● AIM
Take from the listing each line that has the string "Away".

● INFORMATION PROVIDED
begin

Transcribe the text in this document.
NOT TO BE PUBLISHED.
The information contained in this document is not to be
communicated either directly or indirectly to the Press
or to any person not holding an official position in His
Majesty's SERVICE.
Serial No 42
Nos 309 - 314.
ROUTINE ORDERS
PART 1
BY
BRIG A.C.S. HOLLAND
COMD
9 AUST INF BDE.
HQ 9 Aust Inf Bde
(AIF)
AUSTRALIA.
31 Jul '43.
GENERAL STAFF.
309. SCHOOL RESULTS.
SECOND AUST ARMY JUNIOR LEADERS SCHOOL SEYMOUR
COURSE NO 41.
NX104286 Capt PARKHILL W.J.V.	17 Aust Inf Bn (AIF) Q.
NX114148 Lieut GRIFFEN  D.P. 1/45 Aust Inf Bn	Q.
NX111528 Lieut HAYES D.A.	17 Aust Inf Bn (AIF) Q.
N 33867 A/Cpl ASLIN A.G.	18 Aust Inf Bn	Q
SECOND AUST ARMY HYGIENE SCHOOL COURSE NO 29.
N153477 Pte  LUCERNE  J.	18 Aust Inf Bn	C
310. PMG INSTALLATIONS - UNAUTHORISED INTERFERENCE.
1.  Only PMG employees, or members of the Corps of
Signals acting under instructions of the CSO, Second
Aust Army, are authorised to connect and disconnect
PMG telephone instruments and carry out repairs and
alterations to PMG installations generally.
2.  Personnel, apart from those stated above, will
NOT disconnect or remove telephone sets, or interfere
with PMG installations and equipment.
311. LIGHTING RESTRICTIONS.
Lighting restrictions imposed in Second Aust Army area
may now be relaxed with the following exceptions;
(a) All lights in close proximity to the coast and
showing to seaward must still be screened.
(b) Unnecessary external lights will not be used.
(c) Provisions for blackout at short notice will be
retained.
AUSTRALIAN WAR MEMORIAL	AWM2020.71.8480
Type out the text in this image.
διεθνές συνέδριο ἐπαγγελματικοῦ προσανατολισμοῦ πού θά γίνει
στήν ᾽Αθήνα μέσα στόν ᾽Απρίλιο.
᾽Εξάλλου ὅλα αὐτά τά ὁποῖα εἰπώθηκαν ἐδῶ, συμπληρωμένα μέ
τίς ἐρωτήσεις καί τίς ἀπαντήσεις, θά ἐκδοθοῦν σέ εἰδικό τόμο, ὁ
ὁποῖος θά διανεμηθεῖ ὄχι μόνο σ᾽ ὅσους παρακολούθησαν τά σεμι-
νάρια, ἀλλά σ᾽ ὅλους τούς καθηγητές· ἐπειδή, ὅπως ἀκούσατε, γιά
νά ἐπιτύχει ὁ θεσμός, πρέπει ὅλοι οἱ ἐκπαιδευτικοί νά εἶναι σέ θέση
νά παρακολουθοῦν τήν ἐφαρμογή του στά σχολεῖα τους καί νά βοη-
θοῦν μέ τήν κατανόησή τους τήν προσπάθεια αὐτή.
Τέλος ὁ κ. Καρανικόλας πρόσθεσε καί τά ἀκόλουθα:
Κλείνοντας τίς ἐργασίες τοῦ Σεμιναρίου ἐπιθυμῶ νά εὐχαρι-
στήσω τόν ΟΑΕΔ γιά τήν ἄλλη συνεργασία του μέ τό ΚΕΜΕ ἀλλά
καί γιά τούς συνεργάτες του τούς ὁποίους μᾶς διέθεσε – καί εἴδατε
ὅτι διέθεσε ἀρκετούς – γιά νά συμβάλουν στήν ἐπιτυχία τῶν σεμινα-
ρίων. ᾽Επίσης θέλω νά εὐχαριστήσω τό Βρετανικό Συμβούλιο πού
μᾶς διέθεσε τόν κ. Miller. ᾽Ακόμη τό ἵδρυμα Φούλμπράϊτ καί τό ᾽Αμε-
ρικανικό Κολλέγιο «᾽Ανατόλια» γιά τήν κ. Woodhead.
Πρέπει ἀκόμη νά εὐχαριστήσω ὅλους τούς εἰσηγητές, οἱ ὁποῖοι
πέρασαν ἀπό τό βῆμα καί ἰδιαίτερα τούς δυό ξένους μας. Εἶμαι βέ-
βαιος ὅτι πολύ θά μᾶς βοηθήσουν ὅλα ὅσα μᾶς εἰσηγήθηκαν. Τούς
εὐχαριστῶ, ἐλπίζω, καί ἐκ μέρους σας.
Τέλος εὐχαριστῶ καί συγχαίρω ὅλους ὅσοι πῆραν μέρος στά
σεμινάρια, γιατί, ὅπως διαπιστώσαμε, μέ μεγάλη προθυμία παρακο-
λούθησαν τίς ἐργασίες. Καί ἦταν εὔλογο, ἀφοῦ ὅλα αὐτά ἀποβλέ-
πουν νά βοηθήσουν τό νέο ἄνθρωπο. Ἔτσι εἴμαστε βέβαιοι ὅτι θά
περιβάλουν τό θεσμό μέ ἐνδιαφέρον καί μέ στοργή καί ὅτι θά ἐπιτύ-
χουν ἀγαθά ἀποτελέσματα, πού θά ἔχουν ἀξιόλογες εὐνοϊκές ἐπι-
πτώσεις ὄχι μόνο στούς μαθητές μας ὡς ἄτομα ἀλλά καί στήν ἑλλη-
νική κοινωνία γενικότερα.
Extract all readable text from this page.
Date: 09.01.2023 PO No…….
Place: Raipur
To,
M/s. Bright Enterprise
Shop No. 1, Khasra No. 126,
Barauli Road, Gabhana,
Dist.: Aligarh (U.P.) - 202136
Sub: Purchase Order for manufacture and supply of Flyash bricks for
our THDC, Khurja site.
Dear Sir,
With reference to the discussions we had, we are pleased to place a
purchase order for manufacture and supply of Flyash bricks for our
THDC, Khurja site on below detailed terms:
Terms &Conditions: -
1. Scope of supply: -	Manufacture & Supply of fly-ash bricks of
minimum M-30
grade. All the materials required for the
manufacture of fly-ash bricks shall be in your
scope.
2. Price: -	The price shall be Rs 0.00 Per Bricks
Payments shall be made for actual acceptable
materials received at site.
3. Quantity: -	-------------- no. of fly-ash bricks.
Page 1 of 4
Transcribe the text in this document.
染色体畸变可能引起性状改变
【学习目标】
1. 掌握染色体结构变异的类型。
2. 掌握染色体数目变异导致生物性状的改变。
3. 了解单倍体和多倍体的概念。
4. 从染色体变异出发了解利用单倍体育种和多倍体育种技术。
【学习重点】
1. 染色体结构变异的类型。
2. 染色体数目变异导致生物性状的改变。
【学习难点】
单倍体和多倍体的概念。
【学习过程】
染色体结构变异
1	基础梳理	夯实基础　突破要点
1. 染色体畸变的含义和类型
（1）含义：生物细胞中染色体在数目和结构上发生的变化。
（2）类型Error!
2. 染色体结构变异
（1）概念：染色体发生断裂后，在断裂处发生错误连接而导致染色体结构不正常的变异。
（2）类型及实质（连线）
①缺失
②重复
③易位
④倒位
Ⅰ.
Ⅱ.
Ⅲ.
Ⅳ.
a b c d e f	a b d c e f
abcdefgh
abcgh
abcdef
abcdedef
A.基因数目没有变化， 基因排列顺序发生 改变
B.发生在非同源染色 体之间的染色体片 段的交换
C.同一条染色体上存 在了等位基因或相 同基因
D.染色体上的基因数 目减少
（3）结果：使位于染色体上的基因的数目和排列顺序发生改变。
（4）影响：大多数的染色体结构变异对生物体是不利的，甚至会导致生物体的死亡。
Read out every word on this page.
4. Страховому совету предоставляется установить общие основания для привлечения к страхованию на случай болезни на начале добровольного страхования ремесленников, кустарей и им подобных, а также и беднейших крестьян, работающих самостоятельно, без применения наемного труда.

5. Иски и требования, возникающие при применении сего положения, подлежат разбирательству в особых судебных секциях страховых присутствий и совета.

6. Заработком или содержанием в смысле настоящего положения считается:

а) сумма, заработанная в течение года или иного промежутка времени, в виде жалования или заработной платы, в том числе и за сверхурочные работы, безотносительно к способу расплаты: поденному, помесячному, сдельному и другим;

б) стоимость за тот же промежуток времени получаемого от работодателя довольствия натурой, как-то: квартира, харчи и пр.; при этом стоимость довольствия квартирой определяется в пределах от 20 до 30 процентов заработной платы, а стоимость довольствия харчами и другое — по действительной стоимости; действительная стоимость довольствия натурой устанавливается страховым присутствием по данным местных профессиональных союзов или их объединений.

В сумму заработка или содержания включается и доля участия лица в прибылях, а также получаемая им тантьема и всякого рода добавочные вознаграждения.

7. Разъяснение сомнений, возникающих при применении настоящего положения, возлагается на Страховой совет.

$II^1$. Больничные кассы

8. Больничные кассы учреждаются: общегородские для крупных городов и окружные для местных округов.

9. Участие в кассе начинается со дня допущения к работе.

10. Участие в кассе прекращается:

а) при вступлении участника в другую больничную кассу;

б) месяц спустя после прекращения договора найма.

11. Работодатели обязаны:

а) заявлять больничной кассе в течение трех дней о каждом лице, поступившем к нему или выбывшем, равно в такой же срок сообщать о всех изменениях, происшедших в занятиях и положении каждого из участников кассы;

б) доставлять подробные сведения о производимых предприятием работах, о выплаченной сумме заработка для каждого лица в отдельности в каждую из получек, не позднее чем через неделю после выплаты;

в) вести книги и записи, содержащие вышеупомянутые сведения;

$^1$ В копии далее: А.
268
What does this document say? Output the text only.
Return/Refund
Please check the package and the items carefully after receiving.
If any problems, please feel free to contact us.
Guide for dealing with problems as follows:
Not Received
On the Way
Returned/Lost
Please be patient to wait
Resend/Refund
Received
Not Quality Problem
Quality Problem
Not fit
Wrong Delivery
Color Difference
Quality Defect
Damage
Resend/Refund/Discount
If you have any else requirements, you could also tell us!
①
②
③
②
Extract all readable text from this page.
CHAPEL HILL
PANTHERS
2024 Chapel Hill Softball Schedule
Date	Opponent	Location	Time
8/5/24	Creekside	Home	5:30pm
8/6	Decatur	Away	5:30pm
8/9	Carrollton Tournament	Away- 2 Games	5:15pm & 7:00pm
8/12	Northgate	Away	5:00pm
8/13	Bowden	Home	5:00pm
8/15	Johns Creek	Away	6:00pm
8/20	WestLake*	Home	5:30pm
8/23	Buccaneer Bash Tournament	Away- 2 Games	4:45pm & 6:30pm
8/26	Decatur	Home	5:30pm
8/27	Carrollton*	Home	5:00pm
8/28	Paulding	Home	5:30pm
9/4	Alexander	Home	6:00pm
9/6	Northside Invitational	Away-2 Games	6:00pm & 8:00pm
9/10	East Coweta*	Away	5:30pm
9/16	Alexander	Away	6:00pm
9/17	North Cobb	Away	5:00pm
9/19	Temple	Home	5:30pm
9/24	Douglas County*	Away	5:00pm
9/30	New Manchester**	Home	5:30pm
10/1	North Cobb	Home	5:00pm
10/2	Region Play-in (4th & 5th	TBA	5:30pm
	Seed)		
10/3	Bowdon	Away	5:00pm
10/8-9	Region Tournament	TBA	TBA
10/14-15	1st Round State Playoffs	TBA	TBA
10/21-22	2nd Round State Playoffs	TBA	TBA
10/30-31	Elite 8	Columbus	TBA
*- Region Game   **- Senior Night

end

● SOLUTION TO THE PROBLEM
8/6	Decatur	Away	5:30pm
8/9	Carrollton Tournament	Away- 2 Games	5:15pm & 7:00pm
8/12	Northgate	Away	5:00pm
8/15	Johns Creek	Away	6:00pm
8/23	Buccaneer Bash Tournament	Away- 2 Games	4:45pm & 6:30pm
9/6	Northside Invitational	Away-2 Games	6:00pm & 8:00pm
9/10	East Coweta*	Away	5:30pm
9/16	Alexander	Away	6:00pm
9/17	North Cobb	Away	5:00pm
9/24	Douglas County*	Away	5:00pm
10/3	Bowdon	Away	5:00pm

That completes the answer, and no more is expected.